Lift every line from the entries that includes the word "поблизости".
· · · · · · ·
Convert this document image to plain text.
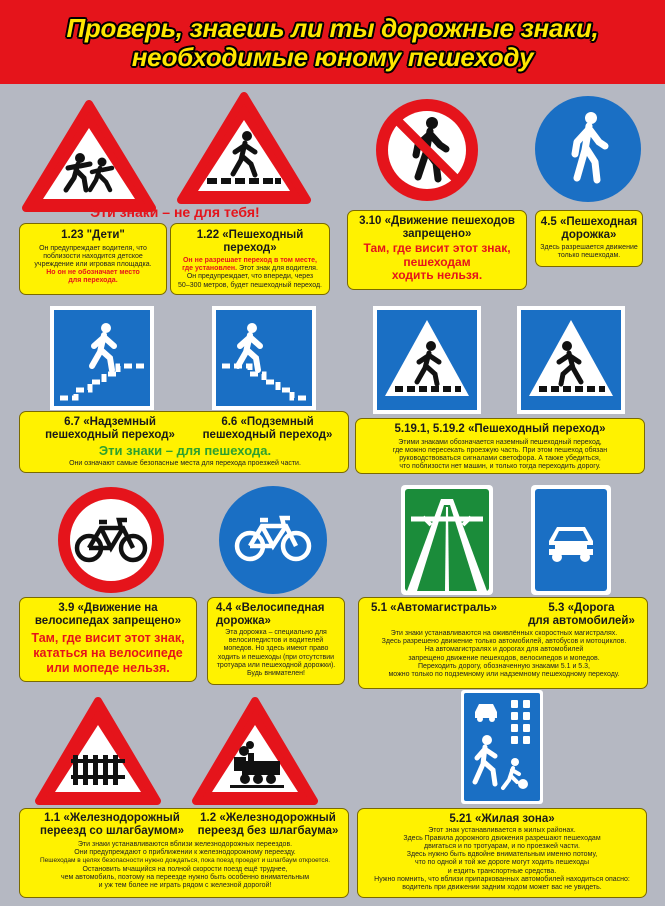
Проверь, знаешь ли ты дорожные знаки,
необходимые юному пешеходу
Эти знаки – не для тебя!
1.23 "Дети"
Он предупреждает водителя, что
поблизости находится детское
учреждение или игровая площадка.
Но он не обозначает место
для перехода.
1.22 «Пешеходный
переход»
Он не разрешает переход в том месте,
где установлен. Этот знак для водителя.
Он предупреждает, что впереди, через
50–300 метров, будет пешеходный переход.
3.10 «Движение пешеходов
запрещено»
Там, где висит этот знак,
пешеходам
ходить нельзя.
4.5 «Пешеходная
дорожка»
Здесь разрешается движение
только пешеходам.
6.7 «Надземный
пешеходный переход»
6.6 «Подземный
пешеходный переход»
Эти знаки – для пешехода.
Они означают самые безопасные места для перехода проезжей части.
5.19.1, 5.19.2 «Пешеходный переход»
Этими знаками обозначается наземный пешеходный переход,
где можно пересекать проезжую часть. При этом пешеход обязан
руководствоваться сигналами светофора. А также убедиться,
что поблизости нет машин, и только тогда переходить дорогу.
3.9 «Движение на
велосипедах запрещено»
Там, где висит этот знак,
кататься на велосипеде
или мопеде нельзя.
4.4 «Велосипедная
дорожка»
Эта дорожка – специально для
велосипедистов и водителей
мопедов. Но здесь имеют право
ходить и пешеходы (при отсутствии
тротуара или пешеходной дорожки).
Будь внимателен!
5.1 «Автомагистраль»	5.3 «Дорога
для автомобилей»
Эти знаки устанавливаются на оживлённых скоростных магистралях.
Здесь разрешено движение только автомобилей, автобусов и мотоциклов.
На автомагистралях и дорогах для автомобилей
запрещено движение пешеходов, велосипедов и мопедов.
Переходить дорогу, обозначенную знаками 5.1 и 5.3,
можно только по подземному или надземному пешеходному переходу.
1.1 «Железнодорожный
переезд со шлагбаумом»
1.2 «Железнодорожный
переезд без шлагбаума»
Эти знаки устанавливаются вблизи железнодорожных переездов.
Они предупреждают о приближении к железнодорожному переезду.
Пешеходам в целях безопасности нужно дождаться, пока поезд проедет и шлагбаум откроется.
Остановить мчащийся на полной скорости поезд ещё труднее,
чем автомобиль, поэтому на переезде нужно быть особенно внимательным
и уж тем более не играть рядом с железной дорогой!
5.21 «Жилая зона»
Этот знак устанавливается в жилых районах.
Здесь Правила дорожного движения разрешают пешеходам
двигаться и по тротуарам, и по проезжей части.
Здесь нужно быть вдвойне внимательным именно потому,
что по одной и той же дороге могут ходить пешеходы
и ездить транспортные средства.
Нужно помнить, что вблизи припаркованных автомобилей находиться опасно:
водитель при движении задним ходом может вас не увидеть.
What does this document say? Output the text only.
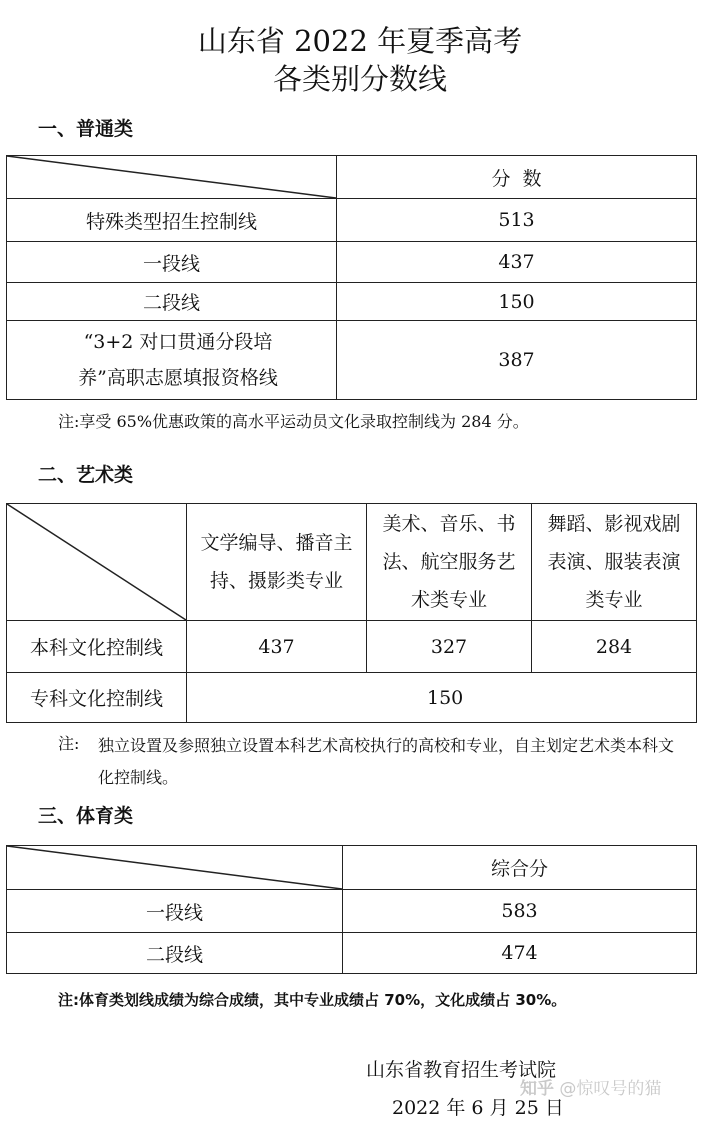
山东省 2022 年夏季高考
各类别分数线
一、普通类
	分  数
特殊类型招生控制线	513
一段线	437
二段线	150
“3+2 对口贯通分段培养”高职志愿填报资格线	387
注:享受 65%优惠政策的高水平运动员文化录取控制线为 284 分。
二、艺术类
	文学编导、播音主持、摄影类专业	美术、音乐、书法、航空服务艺术类专业	舞蹈、影视戏剧表演、服装表演类专业
本科文化控制线	437	327	284
专科文化控制线	150		
注:	独立设置及参照独立设置本科艺术高校执行的高校和专业，自主划定艺术类本科文化控制线。
三、体育类
	综合分
一段线	583
二段线	474
注:体育类划线成绩为综合成绩，其中专业成绩占 70%，文化成绩占 30%。
山东省教育招生考试院
2022 年 6 月 25 日
知乎 @惊叹号的猫
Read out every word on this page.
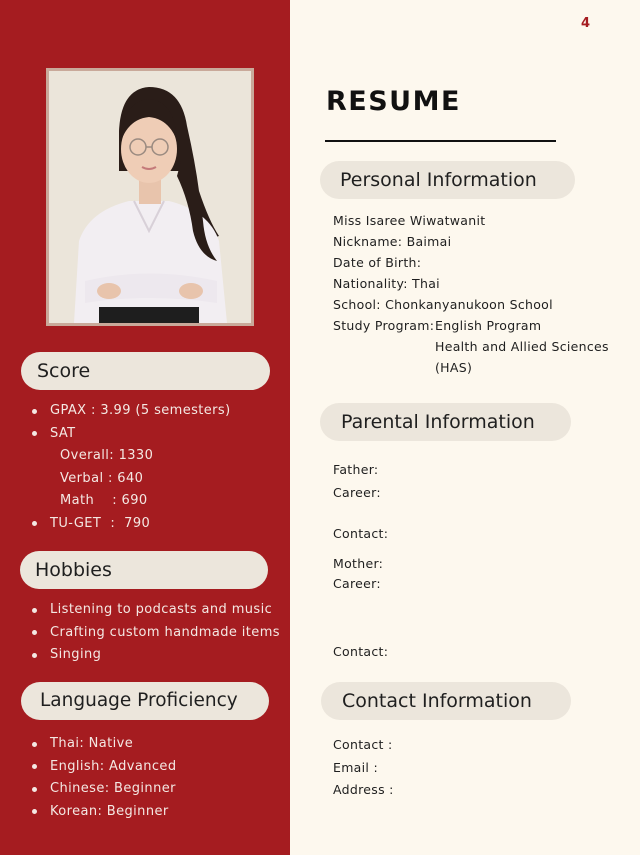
Score
GPAX : 3.99 (5 semesters)
SAT
Overall: 1330
Verbal : 640
Math    : 690
TU-GET  :  790
Hobbies
Listening to podcasts and music
Crafting custom handmade items
Singing
Language Proficiency
Thai: Native
English: Advanced
Chinese: Beginner
Korean: Beginner
4
RESUME
Personal Information
Miss Isaree Wiwatwanit
Nickname: Baimai
Date of Birth:
Nationality: Thai
School: Chonkanyanukoon School
Study Program: English Program
Health and Allied Sciences
(HAS)
Parental Information
Father:
Career:
Contact:
Mother:
Career:
Contact:
Contact Information
Contact :
Email :
Address :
· · · · · · ·
### Result of this exercise
поблизости находится детское
что поблизости нет машин, и только тогда переходить дорогу.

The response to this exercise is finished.